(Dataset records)
━━━━━━━━━━━━━━━━
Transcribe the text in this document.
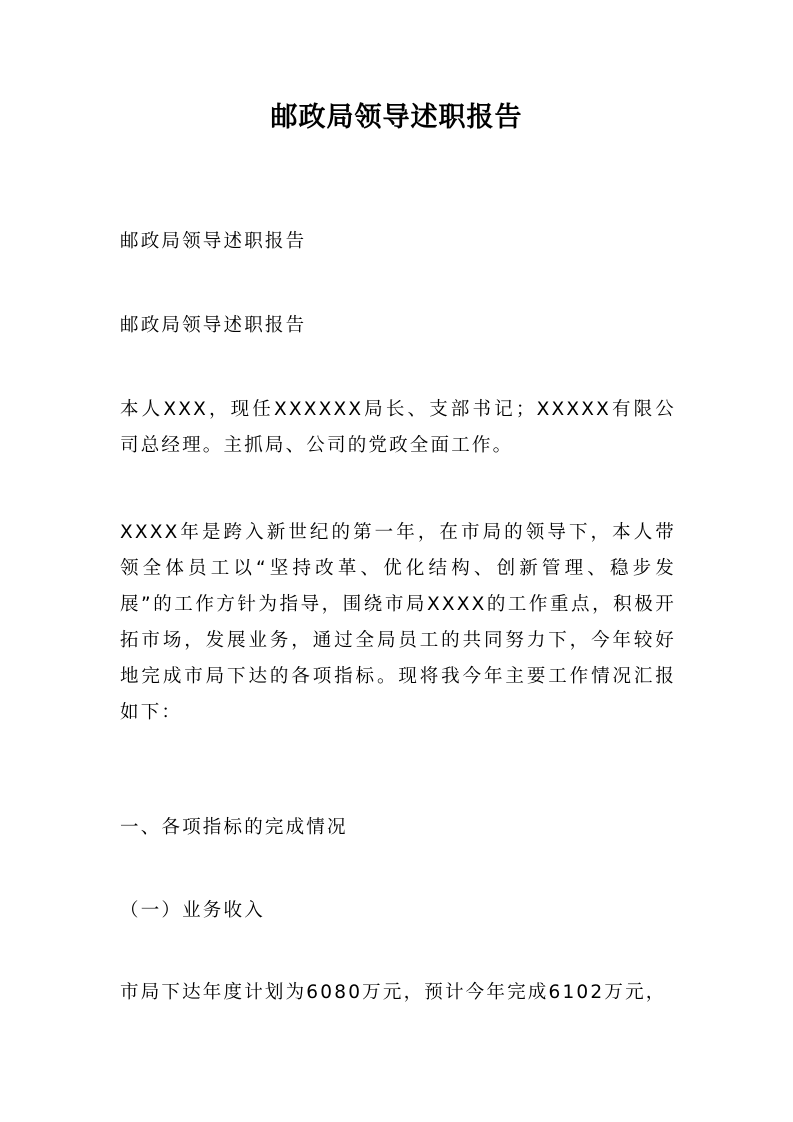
邮政局领导述职报告

邮政局领导述职报告

邮政局领导述职报告

本人XXX，现任XXXXXX局长、支部书记；XXXXX有限公司总经理。主抓局、公司的党政全面工作。

XXXX年是跨入新世纪的第一年，在市局的领导下，本人带领全体员工以“坚持改革、优化结构、创新管理、稳步发展”的工作方针为指导，围绕市局XXXX的工作重点，积极开拓市场，发展业务，通过全局员工的共同努力下，今年较好地完成市局下达的各项指标。现将我今年主要工作情况汇报如下：

一、各项指标的完成情况

（一）业务收入

市局下达年度计划为6080万元，预计今年完成6102万元，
━━━━━━━━━━━━━━━━
To do: Drop the pictures and reproduce the rest of the entries above exactly.

Answer:
Transcribe the text in this document.
邮政局领导述职报告

邮政局领导述职报告

邮政局领导述职报告

本人XXX，现任XXXXXX局长、支部书记；XXXXX有限公司总经理。主抓局、公司的党政全面工作。

XXXX年是跨入新世纪的第一年，在市局的领导下，本人带领全体员工以“坚持改革、优化结构、创新管理、稳步发展”的工作方针为指导，围绕市局XXXX的工作重点，积极开拓市场，发展业务，通过全局员工的共同努力下，今年较好地完成市局下达的各项指标。现将我今年主要工作情况汇报如下：

一、各项指标的完成情况

（一）业务收入

市局下达年度计划为6080万元，预计今年完成6102万元，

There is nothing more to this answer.